=== Prompt ===
Repeat the material exactly, leaving nothing out.

Dataset rows about figures:
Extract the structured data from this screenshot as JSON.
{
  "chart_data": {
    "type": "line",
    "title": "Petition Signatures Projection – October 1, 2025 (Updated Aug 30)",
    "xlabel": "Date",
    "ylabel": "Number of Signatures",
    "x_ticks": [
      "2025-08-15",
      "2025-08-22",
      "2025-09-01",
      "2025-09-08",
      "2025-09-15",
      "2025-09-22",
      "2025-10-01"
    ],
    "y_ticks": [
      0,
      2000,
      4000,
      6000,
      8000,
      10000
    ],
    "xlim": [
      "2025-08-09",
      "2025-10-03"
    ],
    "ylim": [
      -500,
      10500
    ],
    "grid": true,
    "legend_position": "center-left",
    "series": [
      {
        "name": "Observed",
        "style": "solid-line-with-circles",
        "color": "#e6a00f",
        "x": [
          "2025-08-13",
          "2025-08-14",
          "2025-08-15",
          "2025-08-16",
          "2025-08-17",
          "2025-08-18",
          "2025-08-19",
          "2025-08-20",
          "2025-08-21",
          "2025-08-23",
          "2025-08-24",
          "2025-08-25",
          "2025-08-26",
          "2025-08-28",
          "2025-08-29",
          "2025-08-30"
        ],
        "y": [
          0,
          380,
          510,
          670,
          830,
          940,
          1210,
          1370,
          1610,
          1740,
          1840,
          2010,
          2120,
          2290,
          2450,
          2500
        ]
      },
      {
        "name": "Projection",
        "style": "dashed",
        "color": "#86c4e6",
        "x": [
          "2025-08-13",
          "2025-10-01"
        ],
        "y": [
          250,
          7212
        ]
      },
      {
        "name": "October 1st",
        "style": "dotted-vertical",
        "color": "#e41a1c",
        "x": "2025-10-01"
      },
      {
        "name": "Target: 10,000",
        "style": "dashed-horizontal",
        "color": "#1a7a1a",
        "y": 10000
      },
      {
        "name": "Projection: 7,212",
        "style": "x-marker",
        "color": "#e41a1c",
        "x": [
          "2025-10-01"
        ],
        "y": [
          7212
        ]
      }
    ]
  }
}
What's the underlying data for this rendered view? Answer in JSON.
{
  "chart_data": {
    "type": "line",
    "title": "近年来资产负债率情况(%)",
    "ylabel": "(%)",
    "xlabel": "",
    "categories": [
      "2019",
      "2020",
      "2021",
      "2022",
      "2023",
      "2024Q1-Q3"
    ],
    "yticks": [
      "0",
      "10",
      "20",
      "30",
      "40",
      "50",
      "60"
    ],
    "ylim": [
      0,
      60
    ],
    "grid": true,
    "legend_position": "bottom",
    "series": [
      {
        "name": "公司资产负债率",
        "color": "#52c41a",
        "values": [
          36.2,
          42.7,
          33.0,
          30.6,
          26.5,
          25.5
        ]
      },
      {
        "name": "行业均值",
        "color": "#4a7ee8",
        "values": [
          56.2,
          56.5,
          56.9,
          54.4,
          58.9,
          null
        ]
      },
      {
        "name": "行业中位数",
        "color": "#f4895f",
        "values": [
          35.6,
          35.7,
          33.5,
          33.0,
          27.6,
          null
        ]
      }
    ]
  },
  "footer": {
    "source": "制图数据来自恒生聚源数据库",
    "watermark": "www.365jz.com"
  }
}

=== Final result ===
Extract the structured data from this screenshot as JSON.
{
  "chart_data": {
    "type": "line",
    "title": "Petition Signatures Projection – October 1, 2025 (Updated Aug 30)",
    "xlabel": "Date",
    "ylabel": "Number of Signatures",
    "x_ticks": [
      "2025-08-15",
      "2025-08-22",
      "2025-09-01",
      "2025-09-08",
      "2025-09-15",
      "2025-09-22",
      "2025-10-01"
    ],
    "y_ticks": [
      0,
      2000,
      4000,
      6000,
      8000,
      10000
    ],
    "xlim": [
      "2025-08-09",
      "2025-10-03"
    ],
    "ylim": [
      -500,
      10500
    ],
    "grid": true,
    "legend_position": "center-left",
    "series": [
      {
        "name": "Observed",
        "style": "solid-line-with-circles",
        "color": "#e6a00f",
        "x": [
          "2025-08-13",
          "2025-08-14",
          "2025-08-15",
          "2025-08-16",
          "2025-08-17",
          "2025-08-18",
          "2025-08-19",
          "2025-08-20",
          "2025-08-21",
          "2025-08-23",
          "2025-08-24",
          "2025-08-25",
          "2025-08-26",
          "2025-08-28",
          "2025-08-29",
          "2025-08-30"
        ],
        "y": [
          0,
          380,
          510,
          670,
          830,
          940,
          1210,
          1370,
          1610,
          1740,
          1840,
          2010,
          2120,
          2290,
          2450,
          2500
        ]
      },
      {
        "name": "Projection",
        "style": "dashed",
        "color": "#86c4e6",
        "x": [
          "2025-08-13",
          "2025-10-01"
        ],
        "y": [
          250,
          7212
        ]
      },
      {
        "name": "October 1st",
        "style": "dotted-vertical",
        "color": "#e41a1c",
        "x": "2025-10-01"
      },
      {
        "name": "Target: 10,000",
        "style": "dashed-horizontal",
        "color": "#1a7a1a",
        "y": 10000
      },
      {
        "name": "Projection: 7,212",
        "style": "x-marker",
        "color": "#e41a1c",
        "x": [
          "2025-10-01"
        ],
        "y": [
          7212
        ]
      }
    ]
  }
}
What's the underlying data for this rendered view? Answer in JSON.
{
  "chart_data": {
    "type": "line",
    "title": "近年来资产负债率情况(%)",
    "ylabel": "(%)",
    "xlabel": "",
    "categories": [
      "2019",
      "2020",
      "2021",
      "2022",
      "2023",
      "2024Q1-Q3"
    ],
    "yticks": [
      "0",
      "10",
      "20",
      "30",
      "40",
      "50",
      "60"
    ],
    "ylim": [
      0,
      60
    ],
    "grid": true,
    "legend_position": "bottom",
    "series": [
      {
        "name": "公司资产负债率",
        "color": "#52c41a",
        "values": [
          36.2,
          42.7,
          33.0,
          30.6,
          26.5,
          25.5
        ]
      },
      {
        "name": "行业均值",
        "color": "#4a7ee8",
        "values": [
          56.2,
          56.5,
          56.9,
          54.4,
          58.9,
          null
        ]
      },
      {
        "name": "行业中位数",
        "color": "#f4895f",
        "values": [
          35.6,
          35.7,
          33.5,
          33.0,
          27.6,
          null
        ]
      }
    ]
  },
  "footer": {
    "source": "制图数据来自恒生聚源数据库",
    "watermark": "www.365jz.com"
  }
}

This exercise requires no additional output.